_THE PROBLEM_
From the entries below, gather every line containing the string "selected".

[START]

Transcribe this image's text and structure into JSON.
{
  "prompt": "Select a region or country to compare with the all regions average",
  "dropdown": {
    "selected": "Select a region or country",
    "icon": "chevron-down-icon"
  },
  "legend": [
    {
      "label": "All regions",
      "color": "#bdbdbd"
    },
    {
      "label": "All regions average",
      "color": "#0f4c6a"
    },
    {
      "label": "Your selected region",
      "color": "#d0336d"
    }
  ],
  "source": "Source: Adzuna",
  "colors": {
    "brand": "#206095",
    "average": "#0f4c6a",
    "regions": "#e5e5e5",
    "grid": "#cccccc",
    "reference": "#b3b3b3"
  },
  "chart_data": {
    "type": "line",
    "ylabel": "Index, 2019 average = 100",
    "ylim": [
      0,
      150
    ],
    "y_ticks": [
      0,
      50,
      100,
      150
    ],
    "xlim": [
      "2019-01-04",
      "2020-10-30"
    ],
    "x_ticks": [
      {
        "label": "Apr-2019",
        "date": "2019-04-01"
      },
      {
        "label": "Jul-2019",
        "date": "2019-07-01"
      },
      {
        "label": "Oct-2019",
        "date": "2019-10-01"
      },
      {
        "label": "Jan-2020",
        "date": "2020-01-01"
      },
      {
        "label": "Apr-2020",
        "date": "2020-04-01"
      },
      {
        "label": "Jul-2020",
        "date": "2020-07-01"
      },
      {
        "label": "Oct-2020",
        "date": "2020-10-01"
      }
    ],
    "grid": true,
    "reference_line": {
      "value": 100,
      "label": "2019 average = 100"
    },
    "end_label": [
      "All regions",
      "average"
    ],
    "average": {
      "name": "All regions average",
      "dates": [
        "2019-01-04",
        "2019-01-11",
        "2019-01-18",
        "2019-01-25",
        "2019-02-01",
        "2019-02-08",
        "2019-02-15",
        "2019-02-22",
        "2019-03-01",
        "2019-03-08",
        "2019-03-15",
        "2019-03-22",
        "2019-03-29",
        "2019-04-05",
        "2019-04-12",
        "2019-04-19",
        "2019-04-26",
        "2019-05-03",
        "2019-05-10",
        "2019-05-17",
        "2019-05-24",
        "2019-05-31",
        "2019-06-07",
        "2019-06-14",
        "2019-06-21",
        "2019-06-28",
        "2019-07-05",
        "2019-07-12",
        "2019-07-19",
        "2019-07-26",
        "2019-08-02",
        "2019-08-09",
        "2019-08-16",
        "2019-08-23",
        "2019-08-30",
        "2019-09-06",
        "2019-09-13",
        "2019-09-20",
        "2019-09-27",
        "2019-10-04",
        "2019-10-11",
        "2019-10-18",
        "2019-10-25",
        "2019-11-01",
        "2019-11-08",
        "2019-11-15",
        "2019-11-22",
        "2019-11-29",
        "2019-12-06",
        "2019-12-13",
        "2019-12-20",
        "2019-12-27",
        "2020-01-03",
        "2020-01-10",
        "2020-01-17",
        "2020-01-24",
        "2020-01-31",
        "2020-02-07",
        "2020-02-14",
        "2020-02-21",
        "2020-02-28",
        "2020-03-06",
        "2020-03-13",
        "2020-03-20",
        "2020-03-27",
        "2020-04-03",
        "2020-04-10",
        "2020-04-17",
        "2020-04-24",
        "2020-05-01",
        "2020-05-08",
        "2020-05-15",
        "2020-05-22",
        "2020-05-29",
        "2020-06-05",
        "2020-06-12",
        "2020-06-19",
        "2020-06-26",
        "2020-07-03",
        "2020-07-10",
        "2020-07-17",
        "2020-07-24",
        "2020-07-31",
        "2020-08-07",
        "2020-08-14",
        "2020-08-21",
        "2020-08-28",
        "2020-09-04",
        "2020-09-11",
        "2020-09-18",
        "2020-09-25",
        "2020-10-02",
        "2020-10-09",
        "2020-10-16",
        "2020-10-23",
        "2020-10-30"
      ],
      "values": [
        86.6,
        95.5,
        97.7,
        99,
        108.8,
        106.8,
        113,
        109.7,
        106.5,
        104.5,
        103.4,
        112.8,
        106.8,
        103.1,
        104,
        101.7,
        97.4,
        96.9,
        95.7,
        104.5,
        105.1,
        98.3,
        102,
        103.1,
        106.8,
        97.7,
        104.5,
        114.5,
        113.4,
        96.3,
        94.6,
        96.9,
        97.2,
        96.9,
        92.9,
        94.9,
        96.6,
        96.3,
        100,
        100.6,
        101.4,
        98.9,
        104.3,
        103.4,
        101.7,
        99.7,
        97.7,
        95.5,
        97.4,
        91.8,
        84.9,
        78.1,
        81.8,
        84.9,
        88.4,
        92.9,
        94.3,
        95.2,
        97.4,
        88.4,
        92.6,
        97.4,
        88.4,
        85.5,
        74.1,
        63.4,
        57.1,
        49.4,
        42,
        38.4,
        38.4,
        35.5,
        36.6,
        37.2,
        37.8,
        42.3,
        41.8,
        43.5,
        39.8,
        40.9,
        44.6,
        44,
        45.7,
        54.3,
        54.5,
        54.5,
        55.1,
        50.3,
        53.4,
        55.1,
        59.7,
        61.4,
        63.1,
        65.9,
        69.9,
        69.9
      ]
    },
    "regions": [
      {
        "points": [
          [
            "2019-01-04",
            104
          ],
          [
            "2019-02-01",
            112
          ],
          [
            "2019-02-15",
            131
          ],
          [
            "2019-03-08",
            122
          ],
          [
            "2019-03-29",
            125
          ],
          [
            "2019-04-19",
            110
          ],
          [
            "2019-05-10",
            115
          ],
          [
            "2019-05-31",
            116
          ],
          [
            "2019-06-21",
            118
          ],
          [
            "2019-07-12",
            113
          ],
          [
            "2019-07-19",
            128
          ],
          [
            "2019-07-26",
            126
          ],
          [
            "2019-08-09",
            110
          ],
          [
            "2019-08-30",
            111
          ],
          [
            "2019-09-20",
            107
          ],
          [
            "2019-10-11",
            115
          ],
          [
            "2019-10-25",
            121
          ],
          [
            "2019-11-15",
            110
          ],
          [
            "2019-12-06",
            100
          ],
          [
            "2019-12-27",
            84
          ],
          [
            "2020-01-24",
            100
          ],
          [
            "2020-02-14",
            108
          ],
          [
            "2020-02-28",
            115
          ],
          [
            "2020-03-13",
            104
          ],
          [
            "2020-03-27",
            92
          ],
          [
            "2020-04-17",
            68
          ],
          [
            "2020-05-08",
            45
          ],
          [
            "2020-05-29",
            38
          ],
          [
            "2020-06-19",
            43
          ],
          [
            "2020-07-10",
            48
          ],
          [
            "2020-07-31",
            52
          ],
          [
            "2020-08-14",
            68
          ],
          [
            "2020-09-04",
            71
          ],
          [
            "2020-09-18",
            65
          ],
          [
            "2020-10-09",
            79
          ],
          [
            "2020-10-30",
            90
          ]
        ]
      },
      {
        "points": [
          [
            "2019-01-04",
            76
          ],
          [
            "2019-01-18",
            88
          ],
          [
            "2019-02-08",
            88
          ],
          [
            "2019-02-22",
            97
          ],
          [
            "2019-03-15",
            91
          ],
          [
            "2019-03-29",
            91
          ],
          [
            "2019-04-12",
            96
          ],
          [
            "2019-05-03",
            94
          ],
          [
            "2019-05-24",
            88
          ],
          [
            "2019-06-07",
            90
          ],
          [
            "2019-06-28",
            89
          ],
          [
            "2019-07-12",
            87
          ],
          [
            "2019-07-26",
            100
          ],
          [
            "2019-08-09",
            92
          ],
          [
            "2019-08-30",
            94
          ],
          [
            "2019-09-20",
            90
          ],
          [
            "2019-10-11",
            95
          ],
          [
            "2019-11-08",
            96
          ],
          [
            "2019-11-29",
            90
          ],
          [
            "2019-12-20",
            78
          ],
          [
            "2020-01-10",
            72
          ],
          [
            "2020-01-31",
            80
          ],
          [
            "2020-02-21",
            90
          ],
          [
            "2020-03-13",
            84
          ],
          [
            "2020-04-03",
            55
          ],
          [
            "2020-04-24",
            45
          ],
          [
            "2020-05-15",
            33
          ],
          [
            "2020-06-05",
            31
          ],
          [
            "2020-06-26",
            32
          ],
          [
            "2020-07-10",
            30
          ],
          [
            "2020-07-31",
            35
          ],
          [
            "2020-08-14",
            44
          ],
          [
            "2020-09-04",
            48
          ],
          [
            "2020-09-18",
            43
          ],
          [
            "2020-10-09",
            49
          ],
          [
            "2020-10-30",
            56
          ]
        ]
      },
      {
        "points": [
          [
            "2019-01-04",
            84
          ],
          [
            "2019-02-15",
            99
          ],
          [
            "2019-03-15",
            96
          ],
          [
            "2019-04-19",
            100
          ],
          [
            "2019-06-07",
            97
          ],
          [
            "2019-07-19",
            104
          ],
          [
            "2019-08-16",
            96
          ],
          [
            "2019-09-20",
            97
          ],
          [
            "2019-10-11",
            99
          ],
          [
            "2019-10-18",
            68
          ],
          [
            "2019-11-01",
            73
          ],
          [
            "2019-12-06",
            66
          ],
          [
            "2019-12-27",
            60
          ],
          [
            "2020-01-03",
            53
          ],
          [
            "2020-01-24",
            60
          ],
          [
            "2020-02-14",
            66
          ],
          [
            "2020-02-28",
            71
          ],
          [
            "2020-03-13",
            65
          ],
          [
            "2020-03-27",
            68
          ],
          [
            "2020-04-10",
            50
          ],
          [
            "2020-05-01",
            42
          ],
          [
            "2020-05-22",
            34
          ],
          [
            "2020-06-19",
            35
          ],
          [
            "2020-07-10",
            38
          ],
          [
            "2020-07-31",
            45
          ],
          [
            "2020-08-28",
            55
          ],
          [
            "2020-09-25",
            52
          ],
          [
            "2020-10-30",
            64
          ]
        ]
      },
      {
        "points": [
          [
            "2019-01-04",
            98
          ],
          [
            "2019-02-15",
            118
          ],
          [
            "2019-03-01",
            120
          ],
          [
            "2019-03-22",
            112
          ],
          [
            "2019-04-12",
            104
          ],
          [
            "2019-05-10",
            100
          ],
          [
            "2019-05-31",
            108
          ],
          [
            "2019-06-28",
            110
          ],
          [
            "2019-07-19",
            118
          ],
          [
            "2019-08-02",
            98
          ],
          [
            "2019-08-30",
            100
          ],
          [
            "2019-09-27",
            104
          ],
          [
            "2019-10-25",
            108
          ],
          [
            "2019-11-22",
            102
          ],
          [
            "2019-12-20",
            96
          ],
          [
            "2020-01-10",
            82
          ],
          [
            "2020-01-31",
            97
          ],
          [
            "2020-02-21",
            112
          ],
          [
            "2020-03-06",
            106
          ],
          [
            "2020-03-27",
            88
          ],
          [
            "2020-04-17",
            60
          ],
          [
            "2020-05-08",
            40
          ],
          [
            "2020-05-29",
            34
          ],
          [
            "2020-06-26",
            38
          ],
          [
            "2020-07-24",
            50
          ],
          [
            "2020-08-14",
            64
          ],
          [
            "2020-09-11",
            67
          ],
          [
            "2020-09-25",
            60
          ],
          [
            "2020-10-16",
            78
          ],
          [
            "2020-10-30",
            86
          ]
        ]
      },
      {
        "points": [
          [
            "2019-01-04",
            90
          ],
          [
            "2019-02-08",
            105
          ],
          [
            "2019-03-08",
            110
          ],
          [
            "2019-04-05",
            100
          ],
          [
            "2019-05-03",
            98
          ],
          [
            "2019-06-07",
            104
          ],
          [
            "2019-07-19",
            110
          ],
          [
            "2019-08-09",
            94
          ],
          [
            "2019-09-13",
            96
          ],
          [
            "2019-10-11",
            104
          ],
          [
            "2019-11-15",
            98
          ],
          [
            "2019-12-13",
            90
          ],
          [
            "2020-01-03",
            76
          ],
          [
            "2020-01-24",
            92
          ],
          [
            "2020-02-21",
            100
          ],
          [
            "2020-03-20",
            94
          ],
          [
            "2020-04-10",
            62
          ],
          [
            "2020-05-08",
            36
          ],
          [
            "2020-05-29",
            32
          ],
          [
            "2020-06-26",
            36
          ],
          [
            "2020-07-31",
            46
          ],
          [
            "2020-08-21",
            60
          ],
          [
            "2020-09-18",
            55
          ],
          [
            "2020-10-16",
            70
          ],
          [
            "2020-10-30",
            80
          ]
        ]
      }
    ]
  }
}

[END]

_OUTPUT FOR THIS EXERCISE_
    "selected": "Select a region or country",
      "label": "Your selected region",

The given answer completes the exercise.